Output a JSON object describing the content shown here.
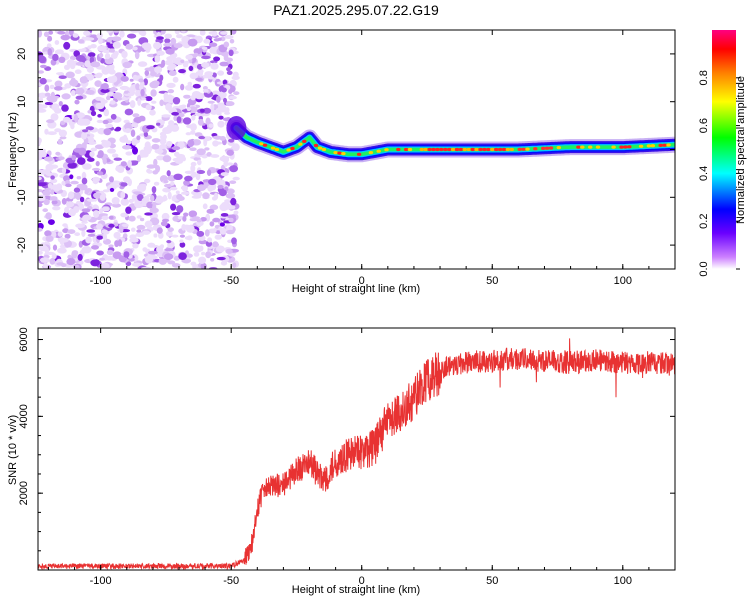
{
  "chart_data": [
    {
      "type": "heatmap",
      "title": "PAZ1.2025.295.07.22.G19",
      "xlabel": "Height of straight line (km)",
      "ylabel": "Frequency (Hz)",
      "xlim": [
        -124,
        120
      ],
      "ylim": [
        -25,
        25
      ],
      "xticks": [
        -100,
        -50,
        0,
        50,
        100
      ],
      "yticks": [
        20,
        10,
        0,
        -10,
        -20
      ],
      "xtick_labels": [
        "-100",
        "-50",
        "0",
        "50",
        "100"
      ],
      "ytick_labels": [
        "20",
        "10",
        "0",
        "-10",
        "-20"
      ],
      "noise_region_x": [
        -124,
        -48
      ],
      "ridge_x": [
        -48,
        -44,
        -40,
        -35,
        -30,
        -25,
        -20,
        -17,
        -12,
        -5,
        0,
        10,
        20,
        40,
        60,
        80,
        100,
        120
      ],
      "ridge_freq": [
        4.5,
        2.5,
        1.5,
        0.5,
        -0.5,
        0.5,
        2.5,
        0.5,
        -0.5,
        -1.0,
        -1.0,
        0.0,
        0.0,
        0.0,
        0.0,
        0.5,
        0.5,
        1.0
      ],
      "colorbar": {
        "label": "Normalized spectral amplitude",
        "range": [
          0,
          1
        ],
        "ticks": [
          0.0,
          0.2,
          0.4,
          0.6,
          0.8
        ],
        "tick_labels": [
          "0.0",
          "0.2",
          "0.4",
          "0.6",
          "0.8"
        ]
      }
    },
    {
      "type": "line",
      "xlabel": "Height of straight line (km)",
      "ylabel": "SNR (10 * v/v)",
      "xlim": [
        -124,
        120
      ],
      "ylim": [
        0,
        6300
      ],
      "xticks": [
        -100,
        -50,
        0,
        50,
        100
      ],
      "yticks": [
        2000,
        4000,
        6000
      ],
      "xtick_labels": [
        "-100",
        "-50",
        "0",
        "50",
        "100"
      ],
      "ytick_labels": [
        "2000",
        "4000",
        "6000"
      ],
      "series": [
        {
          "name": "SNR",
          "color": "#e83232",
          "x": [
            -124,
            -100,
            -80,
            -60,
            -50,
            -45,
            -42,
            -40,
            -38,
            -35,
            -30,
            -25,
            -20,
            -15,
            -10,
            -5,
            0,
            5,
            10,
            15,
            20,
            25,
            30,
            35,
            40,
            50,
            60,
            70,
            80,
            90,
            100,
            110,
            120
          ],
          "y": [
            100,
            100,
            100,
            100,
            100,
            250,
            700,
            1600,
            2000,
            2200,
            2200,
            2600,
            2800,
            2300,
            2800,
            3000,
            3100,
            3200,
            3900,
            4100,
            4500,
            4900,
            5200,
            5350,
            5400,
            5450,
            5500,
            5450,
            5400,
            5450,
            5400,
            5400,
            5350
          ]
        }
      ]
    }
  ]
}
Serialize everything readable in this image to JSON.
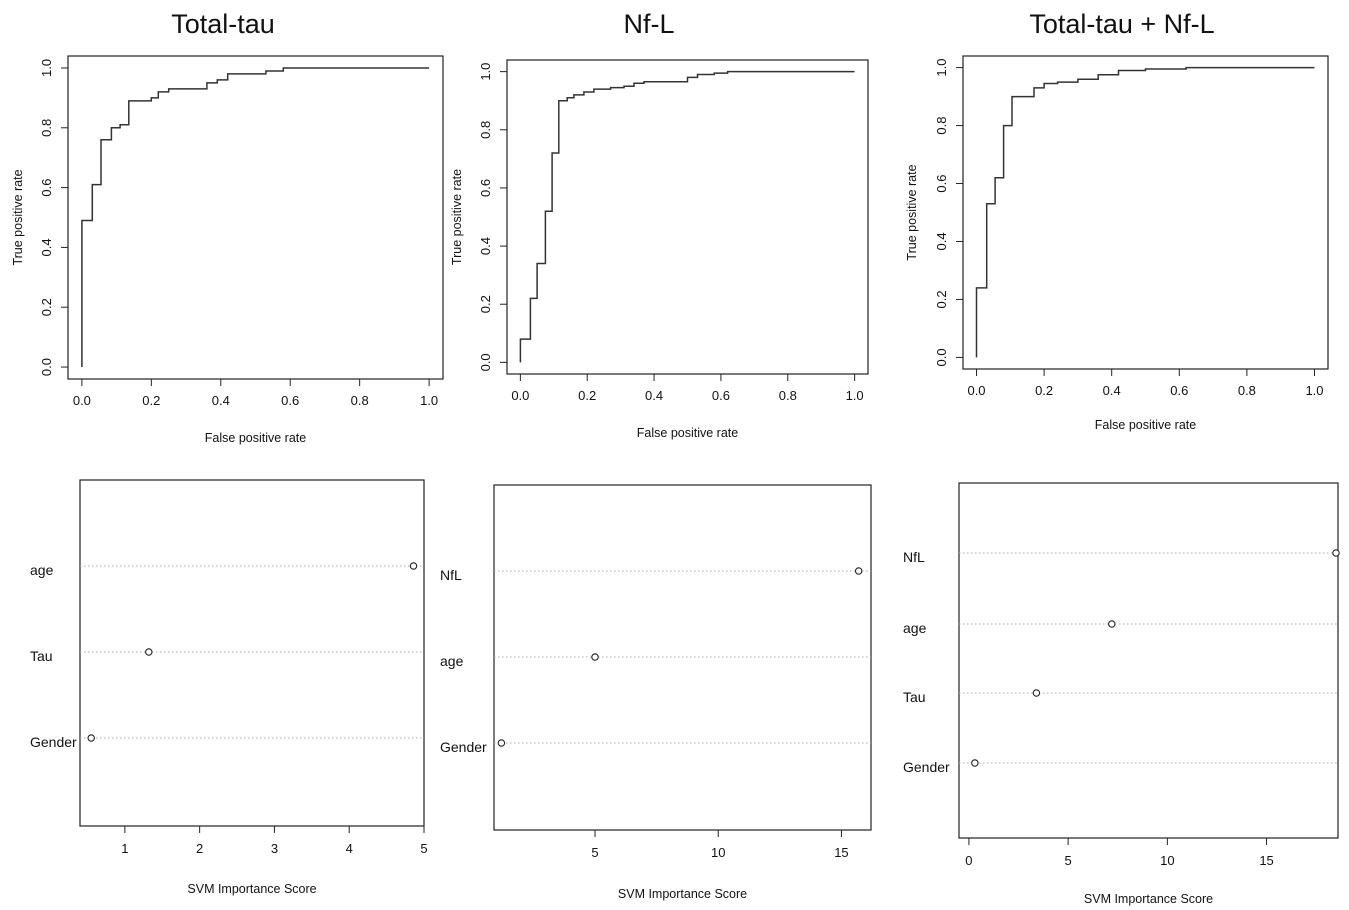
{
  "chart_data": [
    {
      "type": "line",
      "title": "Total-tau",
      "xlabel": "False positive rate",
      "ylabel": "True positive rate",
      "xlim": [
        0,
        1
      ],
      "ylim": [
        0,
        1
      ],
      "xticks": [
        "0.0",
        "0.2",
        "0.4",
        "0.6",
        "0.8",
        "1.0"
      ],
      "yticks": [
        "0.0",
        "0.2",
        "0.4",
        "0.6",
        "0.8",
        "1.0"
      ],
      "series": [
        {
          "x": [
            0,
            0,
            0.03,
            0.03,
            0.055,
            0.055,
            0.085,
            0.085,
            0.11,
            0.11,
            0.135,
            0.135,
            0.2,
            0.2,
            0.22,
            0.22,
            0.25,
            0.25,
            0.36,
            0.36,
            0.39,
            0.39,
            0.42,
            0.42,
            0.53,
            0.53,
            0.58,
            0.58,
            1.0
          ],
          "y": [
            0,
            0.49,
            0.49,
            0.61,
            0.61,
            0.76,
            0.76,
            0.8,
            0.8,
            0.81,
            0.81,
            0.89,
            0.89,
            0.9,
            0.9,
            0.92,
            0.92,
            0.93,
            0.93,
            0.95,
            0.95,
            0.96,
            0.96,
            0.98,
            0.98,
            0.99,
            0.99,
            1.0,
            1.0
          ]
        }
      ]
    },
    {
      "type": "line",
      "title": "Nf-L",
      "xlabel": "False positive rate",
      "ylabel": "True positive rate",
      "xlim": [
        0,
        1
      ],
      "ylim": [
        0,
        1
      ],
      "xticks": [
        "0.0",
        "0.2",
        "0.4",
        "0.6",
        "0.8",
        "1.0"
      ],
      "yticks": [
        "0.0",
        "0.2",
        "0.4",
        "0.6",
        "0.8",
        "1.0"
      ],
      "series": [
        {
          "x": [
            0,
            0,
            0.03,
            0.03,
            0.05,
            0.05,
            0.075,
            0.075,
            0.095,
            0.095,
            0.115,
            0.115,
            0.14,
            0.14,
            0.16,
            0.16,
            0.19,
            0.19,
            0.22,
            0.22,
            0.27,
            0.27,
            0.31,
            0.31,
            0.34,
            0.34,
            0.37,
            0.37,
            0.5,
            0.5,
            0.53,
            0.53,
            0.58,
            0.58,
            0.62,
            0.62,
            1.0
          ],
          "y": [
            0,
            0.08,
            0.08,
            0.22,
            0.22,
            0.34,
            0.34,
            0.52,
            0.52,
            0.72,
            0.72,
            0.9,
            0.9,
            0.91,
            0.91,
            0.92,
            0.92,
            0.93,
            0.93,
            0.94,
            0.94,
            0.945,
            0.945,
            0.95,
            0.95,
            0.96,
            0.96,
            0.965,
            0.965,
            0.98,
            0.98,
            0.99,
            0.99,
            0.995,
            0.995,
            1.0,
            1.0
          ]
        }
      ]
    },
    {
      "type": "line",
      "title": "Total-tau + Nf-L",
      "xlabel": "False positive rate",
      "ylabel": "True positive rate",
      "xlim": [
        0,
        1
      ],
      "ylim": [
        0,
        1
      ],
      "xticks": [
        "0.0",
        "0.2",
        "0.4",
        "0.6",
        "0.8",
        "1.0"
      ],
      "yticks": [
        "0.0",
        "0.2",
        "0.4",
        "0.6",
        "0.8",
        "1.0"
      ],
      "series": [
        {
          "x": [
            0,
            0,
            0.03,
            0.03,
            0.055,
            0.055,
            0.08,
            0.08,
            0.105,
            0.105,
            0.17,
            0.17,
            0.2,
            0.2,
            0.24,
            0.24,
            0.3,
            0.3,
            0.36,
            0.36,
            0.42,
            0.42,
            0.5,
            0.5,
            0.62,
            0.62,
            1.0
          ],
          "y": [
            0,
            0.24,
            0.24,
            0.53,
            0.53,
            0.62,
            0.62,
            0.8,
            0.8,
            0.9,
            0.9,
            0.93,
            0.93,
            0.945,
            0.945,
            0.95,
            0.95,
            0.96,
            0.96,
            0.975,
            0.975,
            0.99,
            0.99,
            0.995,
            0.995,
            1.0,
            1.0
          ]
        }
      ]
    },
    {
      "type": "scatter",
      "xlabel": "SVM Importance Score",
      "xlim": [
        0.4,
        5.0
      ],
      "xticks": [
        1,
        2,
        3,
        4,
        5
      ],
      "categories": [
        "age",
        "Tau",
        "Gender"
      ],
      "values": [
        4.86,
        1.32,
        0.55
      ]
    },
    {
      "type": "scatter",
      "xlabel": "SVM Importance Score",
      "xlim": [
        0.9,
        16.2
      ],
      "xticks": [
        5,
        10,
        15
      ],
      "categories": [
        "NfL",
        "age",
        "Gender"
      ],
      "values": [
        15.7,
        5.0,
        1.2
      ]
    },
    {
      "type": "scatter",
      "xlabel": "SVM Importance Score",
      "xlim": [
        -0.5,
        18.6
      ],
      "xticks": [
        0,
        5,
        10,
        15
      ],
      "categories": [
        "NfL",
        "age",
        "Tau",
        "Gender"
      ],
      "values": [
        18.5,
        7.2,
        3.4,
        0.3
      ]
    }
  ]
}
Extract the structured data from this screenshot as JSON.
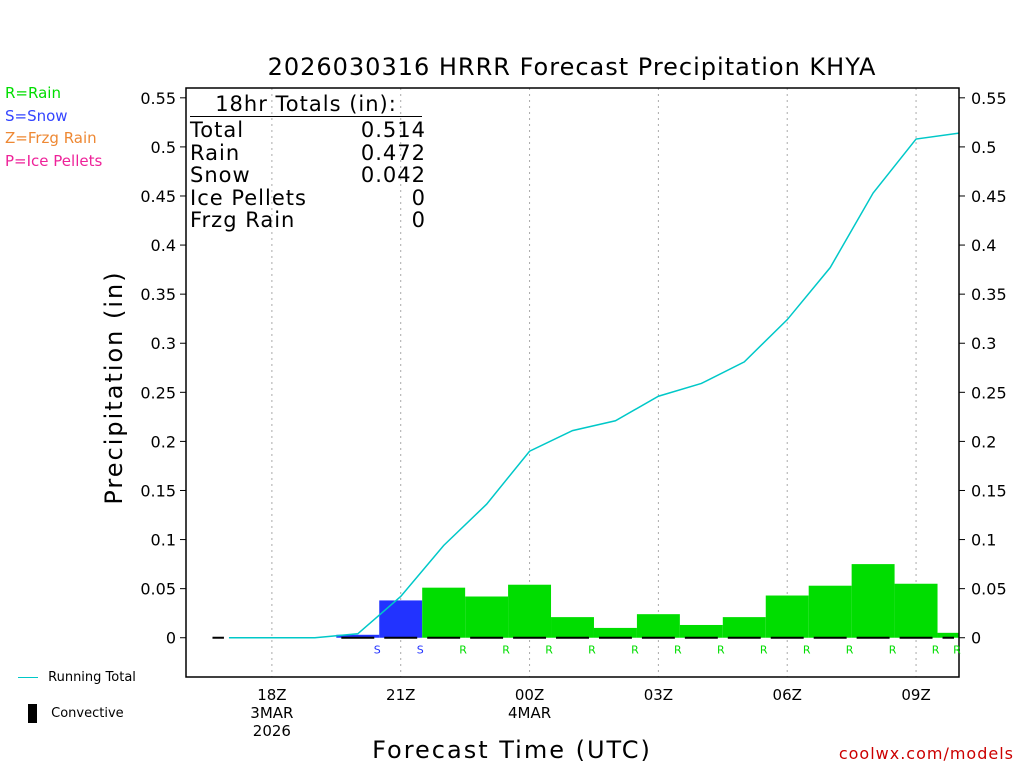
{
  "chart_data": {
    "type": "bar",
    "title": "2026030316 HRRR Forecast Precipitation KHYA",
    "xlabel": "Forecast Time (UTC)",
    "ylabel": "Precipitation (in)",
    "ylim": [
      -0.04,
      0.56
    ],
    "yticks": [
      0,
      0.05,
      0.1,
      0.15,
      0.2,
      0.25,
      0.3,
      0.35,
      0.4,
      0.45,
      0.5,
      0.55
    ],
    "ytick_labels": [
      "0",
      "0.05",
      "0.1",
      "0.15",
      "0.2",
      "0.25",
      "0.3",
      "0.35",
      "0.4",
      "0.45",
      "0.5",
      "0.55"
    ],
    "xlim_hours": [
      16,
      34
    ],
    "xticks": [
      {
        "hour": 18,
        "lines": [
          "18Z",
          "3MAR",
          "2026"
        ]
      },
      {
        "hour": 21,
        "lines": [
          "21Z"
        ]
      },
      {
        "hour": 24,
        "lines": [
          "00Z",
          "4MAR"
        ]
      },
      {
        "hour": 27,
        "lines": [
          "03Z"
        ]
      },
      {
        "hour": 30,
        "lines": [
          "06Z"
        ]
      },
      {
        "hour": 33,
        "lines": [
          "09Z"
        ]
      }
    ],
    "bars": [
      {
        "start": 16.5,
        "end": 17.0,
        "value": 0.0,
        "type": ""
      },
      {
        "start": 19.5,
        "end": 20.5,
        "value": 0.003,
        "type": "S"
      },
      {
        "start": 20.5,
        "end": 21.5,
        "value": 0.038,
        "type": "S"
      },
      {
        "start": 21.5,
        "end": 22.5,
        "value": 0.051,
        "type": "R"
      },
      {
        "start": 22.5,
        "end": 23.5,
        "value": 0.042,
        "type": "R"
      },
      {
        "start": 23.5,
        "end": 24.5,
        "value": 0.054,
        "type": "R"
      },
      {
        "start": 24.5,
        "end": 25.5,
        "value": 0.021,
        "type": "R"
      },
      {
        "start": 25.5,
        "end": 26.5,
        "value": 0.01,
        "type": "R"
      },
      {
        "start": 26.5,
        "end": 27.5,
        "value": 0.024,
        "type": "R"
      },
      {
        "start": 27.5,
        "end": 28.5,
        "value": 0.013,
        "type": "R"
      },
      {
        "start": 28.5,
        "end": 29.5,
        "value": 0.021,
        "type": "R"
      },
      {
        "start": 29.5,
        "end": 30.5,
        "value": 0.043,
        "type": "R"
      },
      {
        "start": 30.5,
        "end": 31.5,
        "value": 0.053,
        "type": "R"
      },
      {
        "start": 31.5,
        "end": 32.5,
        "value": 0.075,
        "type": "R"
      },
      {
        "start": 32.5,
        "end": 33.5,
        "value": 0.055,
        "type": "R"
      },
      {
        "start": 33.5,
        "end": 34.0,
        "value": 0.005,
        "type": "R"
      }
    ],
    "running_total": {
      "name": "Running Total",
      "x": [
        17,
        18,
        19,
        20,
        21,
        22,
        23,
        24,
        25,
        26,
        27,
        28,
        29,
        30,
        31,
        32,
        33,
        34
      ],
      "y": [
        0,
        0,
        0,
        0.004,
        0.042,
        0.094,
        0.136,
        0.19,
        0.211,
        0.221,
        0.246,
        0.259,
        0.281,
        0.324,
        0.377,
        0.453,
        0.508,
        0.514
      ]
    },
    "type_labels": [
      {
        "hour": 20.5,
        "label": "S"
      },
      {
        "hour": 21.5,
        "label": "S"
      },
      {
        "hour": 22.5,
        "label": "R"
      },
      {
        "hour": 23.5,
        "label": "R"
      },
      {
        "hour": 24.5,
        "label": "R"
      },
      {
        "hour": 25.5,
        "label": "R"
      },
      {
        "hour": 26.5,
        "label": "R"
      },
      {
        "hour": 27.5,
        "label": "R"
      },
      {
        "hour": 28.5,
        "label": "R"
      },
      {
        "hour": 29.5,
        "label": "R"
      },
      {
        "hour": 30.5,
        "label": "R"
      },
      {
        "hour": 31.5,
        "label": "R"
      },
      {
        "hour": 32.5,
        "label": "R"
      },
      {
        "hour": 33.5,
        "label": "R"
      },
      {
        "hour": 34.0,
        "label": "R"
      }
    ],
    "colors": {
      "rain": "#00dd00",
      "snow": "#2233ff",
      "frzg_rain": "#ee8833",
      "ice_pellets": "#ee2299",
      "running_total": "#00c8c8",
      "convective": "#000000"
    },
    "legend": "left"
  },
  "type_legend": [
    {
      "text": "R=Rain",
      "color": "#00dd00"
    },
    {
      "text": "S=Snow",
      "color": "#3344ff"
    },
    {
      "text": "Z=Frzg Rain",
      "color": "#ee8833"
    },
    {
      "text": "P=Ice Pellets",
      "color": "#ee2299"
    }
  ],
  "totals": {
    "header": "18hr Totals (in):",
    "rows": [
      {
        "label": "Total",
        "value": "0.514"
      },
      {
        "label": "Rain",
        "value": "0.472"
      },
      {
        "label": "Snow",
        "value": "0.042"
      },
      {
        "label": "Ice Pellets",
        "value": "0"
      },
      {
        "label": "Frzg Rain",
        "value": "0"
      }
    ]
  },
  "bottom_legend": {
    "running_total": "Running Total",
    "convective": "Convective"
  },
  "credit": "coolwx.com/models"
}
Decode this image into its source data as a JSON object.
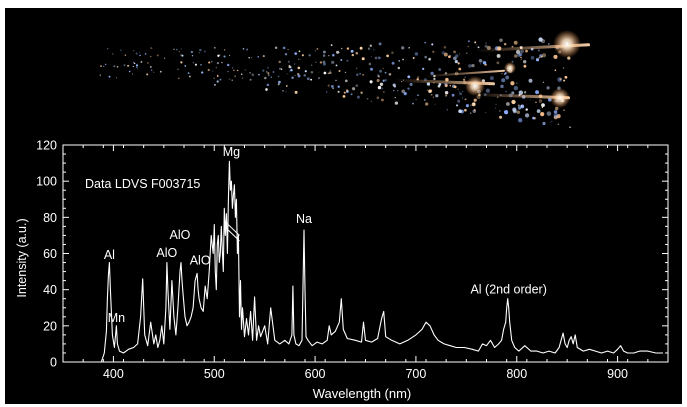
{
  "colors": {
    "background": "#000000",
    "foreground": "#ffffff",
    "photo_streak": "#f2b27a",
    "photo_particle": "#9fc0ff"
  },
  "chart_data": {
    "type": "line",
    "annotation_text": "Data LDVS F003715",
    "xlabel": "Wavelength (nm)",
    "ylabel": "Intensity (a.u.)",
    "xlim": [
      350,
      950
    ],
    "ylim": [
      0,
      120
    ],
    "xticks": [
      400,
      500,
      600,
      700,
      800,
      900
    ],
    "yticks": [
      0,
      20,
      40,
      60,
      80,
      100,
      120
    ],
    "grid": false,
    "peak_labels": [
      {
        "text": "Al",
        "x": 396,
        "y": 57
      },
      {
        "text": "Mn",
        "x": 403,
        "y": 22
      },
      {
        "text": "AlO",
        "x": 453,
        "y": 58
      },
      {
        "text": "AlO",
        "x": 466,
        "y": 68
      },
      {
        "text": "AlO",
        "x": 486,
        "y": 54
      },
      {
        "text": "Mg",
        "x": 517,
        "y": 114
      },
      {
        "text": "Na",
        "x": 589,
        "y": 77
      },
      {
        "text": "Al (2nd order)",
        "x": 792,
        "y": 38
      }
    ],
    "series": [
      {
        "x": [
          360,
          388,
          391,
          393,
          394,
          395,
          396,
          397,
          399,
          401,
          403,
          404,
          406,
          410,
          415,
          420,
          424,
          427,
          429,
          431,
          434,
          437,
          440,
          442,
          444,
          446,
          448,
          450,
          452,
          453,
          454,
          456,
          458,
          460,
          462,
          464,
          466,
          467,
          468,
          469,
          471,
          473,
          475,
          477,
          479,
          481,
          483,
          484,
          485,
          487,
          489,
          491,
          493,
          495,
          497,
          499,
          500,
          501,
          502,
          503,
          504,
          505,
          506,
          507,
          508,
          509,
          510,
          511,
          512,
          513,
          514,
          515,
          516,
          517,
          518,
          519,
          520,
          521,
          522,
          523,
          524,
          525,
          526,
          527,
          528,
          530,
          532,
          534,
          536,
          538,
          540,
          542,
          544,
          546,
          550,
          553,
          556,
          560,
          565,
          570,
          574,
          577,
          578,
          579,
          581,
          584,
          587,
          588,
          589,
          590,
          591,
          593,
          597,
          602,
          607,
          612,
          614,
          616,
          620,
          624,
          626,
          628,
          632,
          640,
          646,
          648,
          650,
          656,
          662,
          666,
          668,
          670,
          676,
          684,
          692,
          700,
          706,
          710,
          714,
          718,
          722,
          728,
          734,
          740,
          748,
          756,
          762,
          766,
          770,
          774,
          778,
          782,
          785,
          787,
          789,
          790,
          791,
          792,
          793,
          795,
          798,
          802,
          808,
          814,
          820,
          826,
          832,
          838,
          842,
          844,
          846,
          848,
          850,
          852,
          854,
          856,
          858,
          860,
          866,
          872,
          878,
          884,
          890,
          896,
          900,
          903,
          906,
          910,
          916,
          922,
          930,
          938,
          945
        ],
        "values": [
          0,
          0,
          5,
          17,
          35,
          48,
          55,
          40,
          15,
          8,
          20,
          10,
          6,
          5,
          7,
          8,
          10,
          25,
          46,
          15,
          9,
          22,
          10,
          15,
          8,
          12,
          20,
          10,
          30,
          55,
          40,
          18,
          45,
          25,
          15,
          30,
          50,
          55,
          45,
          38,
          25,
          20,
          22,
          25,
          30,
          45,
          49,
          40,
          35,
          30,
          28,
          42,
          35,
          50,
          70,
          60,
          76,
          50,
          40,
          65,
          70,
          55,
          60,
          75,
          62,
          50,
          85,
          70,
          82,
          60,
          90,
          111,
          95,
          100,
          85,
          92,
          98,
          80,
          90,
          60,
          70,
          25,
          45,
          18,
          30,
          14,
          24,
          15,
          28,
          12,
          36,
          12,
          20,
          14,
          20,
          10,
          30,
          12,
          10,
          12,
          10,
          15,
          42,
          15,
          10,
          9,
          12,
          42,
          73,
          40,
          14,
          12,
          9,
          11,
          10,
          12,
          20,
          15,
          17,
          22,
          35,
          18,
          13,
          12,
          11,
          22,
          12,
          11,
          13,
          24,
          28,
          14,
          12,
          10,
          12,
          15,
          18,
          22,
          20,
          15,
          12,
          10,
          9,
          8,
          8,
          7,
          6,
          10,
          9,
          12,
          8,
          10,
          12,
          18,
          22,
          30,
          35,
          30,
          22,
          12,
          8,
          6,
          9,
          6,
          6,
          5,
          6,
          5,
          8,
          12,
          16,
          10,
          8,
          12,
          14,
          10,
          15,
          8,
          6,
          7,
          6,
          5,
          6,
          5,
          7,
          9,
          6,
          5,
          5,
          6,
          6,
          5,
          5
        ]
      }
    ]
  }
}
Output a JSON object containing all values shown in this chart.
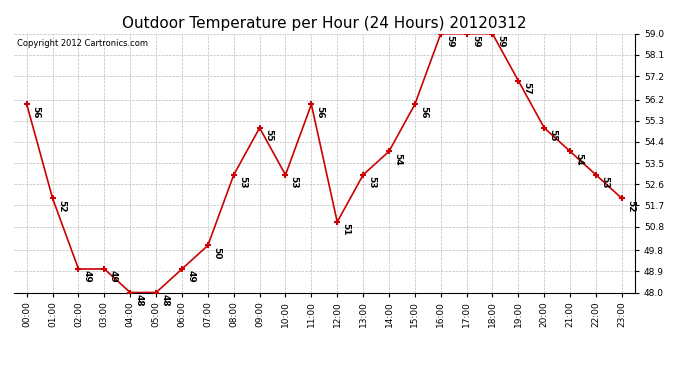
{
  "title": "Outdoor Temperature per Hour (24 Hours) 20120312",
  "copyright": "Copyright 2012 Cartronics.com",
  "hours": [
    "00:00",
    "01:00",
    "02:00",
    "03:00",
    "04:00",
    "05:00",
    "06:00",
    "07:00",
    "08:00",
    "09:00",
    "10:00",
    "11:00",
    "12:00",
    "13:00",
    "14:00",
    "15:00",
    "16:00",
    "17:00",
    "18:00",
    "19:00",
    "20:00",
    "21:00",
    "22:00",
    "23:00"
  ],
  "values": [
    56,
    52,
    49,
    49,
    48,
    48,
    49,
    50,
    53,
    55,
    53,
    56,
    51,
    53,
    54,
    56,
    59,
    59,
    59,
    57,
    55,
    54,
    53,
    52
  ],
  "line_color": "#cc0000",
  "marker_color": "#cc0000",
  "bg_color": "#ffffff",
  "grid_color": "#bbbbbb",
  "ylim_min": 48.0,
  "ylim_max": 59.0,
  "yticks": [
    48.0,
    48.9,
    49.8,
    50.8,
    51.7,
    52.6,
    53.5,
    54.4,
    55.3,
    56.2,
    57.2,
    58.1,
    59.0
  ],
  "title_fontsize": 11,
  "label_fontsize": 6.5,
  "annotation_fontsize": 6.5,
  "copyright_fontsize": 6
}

• BRIEF:
From the listing above, copy out each line where the word "object" appears.

• EXPECTED ANSWER:
Output a JSON object describing the content shown here.
Decode this image into its source data as a JSON object.
Output a JSON object containing all values shown in this chart.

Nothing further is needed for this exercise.